* _AIM OF THE EXERCISE_:
For each line below that includes the word "room", make a copy.

* _INFORMATION SHOWN_:
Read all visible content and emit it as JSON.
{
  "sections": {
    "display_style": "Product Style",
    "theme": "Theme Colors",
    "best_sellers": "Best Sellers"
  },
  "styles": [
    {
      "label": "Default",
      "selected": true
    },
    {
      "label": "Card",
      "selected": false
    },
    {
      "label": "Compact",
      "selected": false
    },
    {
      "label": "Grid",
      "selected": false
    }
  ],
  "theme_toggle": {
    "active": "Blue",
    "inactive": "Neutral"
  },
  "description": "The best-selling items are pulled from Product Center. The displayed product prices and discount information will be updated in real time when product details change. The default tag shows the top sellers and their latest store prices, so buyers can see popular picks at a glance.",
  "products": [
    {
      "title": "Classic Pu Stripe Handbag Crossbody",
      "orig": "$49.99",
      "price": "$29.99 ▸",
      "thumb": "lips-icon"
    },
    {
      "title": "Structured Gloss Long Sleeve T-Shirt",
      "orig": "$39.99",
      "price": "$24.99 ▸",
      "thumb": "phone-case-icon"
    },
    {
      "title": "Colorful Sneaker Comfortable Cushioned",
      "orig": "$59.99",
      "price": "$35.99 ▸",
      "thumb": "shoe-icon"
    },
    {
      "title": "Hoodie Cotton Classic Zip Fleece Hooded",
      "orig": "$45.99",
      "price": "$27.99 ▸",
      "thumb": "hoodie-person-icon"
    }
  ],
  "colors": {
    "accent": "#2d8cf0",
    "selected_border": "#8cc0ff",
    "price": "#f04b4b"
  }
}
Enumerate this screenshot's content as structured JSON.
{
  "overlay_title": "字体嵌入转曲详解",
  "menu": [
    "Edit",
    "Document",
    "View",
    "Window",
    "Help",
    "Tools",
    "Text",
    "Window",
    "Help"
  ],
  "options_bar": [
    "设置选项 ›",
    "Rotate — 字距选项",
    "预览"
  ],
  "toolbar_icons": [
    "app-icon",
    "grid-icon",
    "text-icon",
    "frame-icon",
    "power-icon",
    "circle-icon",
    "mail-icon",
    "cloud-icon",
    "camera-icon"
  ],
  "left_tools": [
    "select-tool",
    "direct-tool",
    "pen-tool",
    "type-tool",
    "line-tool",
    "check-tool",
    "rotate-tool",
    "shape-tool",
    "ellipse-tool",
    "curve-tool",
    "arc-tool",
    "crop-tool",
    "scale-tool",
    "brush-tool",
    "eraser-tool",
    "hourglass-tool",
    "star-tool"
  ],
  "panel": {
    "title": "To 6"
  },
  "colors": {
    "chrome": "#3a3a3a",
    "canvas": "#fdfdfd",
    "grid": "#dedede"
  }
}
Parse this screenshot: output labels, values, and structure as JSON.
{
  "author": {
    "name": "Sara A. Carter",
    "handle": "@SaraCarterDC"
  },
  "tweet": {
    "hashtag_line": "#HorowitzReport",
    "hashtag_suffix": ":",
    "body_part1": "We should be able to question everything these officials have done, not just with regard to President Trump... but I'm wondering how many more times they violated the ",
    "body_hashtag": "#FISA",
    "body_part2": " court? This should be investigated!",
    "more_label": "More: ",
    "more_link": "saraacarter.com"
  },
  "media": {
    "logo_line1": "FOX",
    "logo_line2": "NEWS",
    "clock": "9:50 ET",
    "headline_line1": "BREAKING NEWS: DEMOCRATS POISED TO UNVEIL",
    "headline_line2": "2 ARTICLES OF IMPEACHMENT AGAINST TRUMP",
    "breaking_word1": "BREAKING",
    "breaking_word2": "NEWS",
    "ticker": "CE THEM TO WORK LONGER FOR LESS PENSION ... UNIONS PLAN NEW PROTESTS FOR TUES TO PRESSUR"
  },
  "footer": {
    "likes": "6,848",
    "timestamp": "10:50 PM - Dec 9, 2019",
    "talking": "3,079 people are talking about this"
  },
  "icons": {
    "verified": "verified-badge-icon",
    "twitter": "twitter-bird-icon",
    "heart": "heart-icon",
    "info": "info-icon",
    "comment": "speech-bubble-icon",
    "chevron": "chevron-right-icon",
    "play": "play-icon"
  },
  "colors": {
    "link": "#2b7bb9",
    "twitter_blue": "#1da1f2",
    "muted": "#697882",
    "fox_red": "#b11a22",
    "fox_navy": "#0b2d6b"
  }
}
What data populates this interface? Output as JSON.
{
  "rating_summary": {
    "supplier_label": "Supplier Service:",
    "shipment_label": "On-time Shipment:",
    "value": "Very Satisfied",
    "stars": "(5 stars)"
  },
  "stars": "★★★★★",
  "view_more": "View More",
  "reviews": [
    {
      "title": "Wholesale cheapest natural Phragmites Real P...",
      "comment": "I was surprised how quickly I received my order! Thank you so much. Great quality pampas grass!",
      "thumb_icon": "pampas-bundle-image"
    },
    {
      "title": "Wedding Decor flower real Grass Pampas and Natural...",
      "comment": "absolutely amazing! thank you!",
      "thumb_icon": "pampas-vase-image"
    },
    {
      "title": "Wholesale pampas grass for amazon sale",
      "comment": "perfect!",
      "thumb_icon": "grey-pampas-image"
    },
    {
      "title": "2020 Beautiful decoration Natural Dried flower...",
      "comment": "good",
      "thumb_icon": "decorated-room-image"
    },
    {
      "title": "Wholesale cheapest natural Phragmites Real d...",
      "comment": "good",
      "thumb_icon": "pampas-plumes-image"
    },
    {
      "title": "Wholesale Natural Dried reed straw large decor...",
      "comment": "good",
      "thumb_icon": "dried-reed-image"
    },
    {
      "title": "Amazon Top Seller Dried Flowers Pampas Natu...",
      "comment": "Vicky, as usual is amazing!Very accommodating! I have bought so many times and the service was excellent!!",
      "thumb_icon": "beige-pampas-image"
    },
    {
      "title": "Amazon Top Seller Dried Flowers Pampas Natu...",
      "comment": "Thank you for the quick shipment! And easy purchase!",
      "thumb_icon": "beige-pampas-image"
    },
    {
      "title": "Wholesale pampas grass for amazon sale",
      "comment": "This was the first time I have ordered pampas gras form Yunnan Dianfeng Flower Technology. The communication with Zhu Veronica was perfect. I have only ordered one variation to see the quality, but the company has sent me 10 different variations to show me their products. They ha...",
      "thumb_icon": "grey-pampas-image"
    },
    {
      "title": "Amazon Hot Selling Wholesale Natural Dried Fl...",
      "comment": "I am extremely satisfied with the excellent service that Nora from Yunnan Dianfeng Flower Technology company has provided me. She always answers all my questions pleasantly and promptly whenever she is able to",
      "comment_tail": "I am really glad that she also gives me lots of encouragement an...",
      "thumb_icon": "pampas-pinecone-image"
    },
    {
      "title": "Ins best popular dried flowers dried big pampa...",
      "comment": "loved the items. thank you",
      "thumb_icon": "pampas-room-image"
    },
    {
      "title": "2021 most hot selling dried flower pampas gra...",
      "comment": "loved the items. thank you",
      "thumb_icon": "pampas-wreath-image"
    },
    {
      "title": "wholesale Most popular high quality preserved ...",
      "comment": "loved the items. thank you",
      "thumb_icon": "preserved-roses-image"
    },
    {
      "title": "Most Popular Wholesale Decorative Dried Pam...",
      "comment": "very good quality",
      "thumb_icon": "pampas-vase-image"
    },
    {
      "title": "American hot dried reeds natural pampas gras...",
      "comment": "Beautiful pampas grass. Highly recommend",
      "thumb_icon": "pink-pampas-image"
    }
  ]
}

* _WRITTEN ANSWER_:
      "thumb_icon": "decorated-room-image"
      "thumb_icon": "pampas-room-image"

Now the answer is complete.